§ **Direction**:
Please print the full listing exactly.

::::

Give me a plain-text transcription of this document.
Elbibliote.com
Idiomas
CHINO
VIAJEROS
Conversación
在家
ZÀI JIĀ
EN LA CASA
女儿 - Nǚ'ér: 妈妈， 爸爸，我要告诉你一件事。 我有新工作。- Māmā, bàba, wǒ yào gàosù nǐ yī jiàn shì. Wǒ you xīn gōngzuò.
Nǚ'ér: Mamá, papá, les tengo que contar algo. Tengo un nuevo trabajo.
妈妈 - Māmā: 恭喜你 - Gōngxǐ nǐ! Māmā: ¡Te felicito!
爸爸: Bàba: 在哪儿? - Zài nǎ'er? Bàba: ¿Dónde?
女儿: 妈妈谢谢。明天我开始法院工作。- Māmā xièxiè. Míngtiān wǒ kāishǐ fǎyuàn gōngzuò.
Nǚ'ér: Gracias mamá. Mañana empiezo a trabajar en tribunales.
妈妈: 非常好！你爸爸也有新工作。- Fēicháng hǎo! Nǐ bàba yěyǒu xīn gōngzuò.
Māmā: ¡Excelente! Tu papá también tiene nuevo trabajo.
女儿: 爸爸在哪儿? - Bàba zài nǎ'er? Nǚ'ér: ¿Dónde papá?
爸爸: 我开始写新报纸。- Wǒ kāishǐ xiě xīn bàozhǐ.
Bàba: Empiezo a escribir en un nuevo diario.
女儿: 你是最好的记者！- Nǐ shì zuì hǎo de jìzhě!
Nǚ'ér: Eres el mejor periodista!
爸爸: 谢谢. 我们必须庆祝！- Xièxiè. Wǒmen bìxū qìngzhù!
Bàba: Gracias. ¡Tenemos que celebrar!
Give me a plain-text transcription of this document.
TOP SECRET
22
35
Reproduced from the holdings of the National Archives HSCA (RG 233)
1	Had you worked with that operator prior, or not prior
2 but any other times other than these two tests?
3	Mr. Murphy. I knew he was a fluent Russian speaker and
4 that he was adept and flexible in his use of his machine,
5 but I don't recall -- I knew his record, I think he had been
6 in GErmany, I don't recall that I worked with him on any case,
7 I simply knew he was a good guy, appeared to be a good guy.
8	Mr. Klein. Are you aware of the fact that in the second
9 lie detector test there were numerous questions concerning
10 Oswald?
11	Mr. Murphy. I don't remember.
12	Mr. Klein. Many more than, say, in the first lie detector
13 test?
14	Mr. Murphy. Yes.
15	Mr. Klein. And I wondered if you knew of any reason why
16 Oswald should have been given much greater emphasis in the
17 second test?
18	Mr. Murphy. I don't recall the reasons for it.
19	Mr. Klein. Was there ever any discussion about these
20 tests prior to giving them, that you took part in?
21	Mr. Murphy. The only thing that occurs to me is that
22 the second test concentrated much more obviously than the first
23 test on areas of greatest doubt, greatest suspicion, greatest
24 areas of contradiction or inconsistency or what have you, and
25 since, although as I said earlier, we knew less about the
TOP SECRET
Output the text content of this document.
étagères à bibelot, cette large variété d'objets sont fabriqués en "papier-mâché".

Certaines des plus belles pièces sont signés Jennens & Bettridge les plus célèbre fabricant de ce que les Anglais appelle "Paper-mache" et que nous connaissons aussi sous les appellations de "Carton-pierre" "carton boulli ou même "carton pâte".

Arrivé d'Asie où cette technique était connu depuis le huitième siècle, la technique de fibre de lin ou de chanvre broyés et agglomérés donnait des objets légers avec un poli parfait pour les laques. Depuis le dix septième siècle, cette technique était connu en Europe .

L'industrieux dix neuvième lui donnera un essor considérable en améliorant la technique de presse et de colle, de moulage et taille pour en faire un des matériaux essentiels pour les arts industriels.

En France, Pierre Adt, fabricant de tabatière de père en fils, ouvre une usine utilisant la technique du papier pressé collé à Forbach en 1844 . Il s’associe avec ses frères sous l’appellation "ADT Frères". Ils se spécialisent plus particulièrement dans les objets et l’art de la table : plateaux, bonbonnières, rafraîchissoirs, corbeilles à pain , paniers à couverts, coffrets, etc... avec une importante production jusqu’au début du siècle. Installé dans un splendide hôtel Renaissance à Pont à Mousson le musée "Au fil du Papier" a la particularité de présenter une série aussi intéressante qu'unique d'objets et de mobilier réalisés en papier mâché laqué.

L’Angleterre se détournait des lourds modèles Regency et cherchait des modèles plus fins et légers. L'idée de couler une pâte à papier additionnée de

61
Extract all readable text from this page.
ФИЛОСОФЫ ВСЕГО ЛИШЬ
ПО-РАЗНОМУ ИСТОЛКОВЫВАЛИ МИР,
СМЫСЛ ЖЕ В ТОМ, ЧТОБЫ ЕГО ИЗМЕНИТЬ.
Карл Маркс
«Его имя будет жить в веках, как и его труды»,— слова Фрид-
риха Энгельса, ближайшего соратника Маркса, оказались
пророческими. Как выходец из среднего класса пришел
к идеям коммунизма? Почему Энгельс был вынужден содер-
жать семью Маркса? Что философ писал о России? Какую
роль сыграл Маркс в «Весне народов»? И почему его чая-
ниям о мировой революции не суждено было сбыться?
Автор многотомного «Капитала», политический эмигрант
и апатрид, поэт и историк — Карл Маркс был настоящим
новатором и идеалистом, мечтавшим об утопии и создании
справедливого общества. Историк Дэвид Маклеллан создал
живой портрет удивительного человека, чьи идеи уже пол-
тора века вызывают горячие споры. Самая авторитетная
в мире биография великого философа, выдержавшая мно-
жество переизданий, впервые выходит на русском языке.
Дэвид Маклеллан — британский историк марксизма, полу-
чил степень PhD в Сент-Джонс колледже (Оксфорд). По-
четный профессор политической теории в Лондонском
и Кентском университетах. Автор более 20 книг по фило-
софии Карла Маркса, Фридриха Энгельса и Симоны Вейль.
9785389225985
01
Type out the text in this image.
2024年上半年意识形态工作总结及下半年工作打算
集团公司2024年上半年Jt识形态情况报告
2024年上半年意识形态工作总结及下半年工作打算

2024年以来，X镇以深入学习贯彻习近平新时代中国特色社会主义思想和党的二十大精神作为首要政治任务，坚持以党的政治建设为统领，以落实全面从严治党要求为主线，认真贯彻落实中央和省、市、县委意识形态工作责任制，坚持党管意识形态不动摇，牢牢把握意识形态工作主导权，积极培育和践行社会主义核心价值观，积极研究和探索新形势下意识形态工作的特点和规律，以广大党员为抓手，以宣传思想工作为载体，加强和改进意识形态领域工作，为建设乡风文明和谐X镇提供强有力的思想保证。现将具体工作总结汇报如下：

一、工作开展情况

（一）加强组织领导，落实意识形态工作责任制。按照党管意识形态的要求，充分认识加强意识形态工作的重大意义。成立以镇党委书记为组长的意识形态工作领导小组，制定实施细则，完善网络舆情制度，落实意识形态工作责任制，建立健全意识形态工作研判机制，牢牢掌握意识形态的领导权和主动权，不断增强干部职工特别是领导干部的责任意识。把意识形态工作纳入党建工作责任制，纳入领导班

::::

§ **Result of this task**:
Give me a plain-text transcription of this document.
Elbibliote.com
Idiomas
CHINO
VIAJEROS
Conversación
在家
ZÀI JIĀ
EN LA CASA
女儿 - Nǚ'ér: 妈妈， 爸爸，我要告诉你一件事。 我有新工作。- Māmā, bàba, wǒ yào gàosù nǐ yī jiàn shì. Wǒ you xīn gōngzuò.
Nǚ'ér: Mamá, papá, les tengo que contar algo. Tengo un nuevo trabajo.
妈妈 - Māmā: 恭喜你 - Gōngxǐ nǐ! Māmā: ¡Te felicito!
爸爸: Bàba: 在哪儿? - Zài nǎ'er? Bàba: ¿Dónde?
女儿: 妈妈谢谢。明天我开始法院工作。- Māmā xièxiè. Míngtiān wǒ kāishǐ fǎyuàn gōngzuò.
Nǚ'ér: Gracias mamá. Mañana empiezo a trabajar en tribunales.
妈妈: 非常好！你爸爸也有新工作。- Fēicháng hǎo! Nǐ bàba yěyǒu xīn gōngzuò.
Māmā: ¡Excelente! Tu papá también tiene nuevo trabajo.
女儿: 爸爸在哪儿? - Bàba zài nǎ'er? Nǚ'ér: ¿Dónde papá?
爸爸: 我开始写新报纸。- Wǒ kāishǐ xiě xīn bàozhǐ.
Bàba: Empiezo a escribir en un nuevo diario.
女儿: 你是最好的记者！- Nǐ shì zuì hǎo de jìzhě!
Nǚ'ér: Eres el mejor periodista!
爸爸: 谢谢. 我们必须庆祝！- Xièxiè. Wǒmen bìxū qìngzhù!
Bàba: Gracias. ¡Tenemos que celebrar!
Give me a plain-text transcription of this document.
TOP SECRET
22
35
Reproduced from the holdings of the National Archives HSCA (RG 233)
1	Had you worked with that operator prior, or not prior
2 but any other times other than these two tests?
3	Mr. Murphy. I knew he was a fluent Russian speaker and
4 that he was adept and flexible in his use of his machine,
5 but I don't recall -- I knew his record, I think he had been
6 in GErmany, I don't recall that I worked with him on any case,
7 I simply knew he was a good guy, appeared to be a good guy.
8	Mr. Klein. Are you aware of the fact that in the second
9 lie detector test there were numerous questions concerning
10 Oswald?
11	Mr. Murphy. I don't remember.
12	Mr. Klein. Many more than, say, in the first lie detector
13 test?
14	Mr. Murphy. Yes.
15	Mr. Klein. And I wondered if you knew of any reason why
16 Oswald should have been given much greater emphasis in the
17 second test?
18	Mr. Murphy. I don't recall the reasons for it.
19	Mr. Klein. Was there ever any discussion about these
20 tests prior to giving them, that you took part in?
21	Mr. Murphy. The only thing that occurs to me is that
22 the second test concentrated much more obviously than the first
23 test on areas of greatest doubt, greatest suspicion, greatest
24 areas of contradiction or inconsistency or what have you, and
25 since, although as I said earlier, we knew less about the
TOP SECRET
Output the text content of this document.
étagères à bibelot, cette large variété d'objets sont fabriqués en "papier-mâché".

Certaines des plus belles pièces sont signés Jennens & Bettridge les plus célèbre fabricant de ce que les Anglais appelle "Paper-mache" et que nous connaissons aussi sous les appellations de "Carton-pierre" "carton boulli ou même "carton pâte".

Arrivé d'Asie où cette technique était connu depuis le huitième siècle, la technique de fibre de lin ou de chanvre broyés et agglomérés donnait des objets légers avec un poli parfait pour les laques. Depuis le dix septième siècle, cette technique était connu en Europe .

L'industrieux dix neuvième lui donnera un essor considérable en améliorant la technique de presse et de colle, de moulage et taille pour en faire un des matériaux essentiels pour les arts industriels.

En France, Pierre Adt, fabricant de tabatière de père en fils, ouvre une usine utilisant la technique du papier pressé collé à Forbach en 1844 . Il s’associe avec ses frères sous l’appellation "ADT Frères". Ils se spécialisent plus particulièrement dans les objets et l’art de la table : plateaux, bonbonnières, rafraîchissoirs, corbeilles à pain , paniers à couverts, coffrets, etc... avec une importante production jusqu’au début du siècle. Installé dans un splendide hôtel Renaissance à Pont à Mousson le musée "Au fil du Papier" a la particularité de présenter une série aussi intéressante qu'unique d'objets et de mobilier réalisés en papier mâché laqué.

L’Angleterre se détournait des lourds modèles Regency et cherchait des modèles plus fins et légers. L'idée de couler une pâte à papier additionnée de

61
Extract all readable text from this page.
ФИЛОСОФЫ ВСЕГО ЛИШЬ
ПО-РАЗНОМУ ИСТОЛКОВЫВАЛИ МИР,
СМЫСЛ ЖЕ В ТОМ, ЧТОБЫ ЕГО ИЗМЕНИТЬ.
Карл Маркс
«Его имя будет жить в веках, как и его труды»,— слова Фрид-
риха Энгельса, ближайшего соратника Маркса, оказались
пророческими. Как выходец из среднего класса пришел
к идеям коммунизма? Почему Энгельс был вынужден содер-
жать семью Маркса? Что философ писал о России? Какую
роль сыграл Маркс в «Весне народов»? И почему его чая-
ниям о мировой революции не суждено было сбыться?
Автор многотомного «Капитала», политический эмигрант
и апатрид, поэт и историк — Карл Маркс был настоящим
новатором и идеалистом, мечтавшим об утопии и создании
справедливого общества. Историк Дэвид Маклеллан создал
живой портрет удивительного человека, чьи идеи уже пол-
тора века вызывают горячие споры. Самая авторитетная
в мире биография великого философа, выдержавшая мно-
жество переизданий, впервые выходит на русском языке.
Дэвид Маклеллан — британский историк марксизма, полу-
чил степень PhD в Сент-Джонс колледже (Оксфорд). По-
четный профессор политической теории в Лондонском
и Кентском университетах. Автор более 20 книг по фило-
софии Карла Маркса, Фридриха Энгельса и Симоны Вейль.
9785389225985
01
Type out the text in this image.
2024年上半年意识形态工作总结及下半年工作打算
集团公司2024年上半年Jt识形态情况报告
2024年上半年意识形态工作总结及下半年工作打算

2024年以来，X镇以深入学习贯彻习近平新时代中国特色社会主义思想和党的二十大精神作为首要政治任务，坚持以党的政治建设为统领，以落实全面从严治党要求为主线，认真贯彻落实中央和省、市、县委意识形态工作责任制，坚持党管意识形态不动摇，牢牢把握意识形态工作主导权，积极培育和践行社会主义核心价值观，积极研究和探索新形势下意识形态工作的特点和规律，以广大党员为抓手，以宣传思想工作为载体，加强和改进意识形态领域工作，为建设乡风文明和谐X镇提供强有力的思想保证。现将具体工作总结汇报如下：

一、工作开展情况

（一）加强组织领导，落实意识形态工作责任制。按照党管意识形态的要求，充分认识加强意识形态工作的重大意义。成立以镇党委书记为组长的意识形态工作领导小组，制定实施细则，完善网络舆情制度，落实意识形态工作责任制，建立健全意识形态工作研判机制，牢牢掌握意识形态的领导权和主动权，不断增强干部职工特别是领导干部的责任意识。把意识形态工作纳入党建工作责任制，纳入领导班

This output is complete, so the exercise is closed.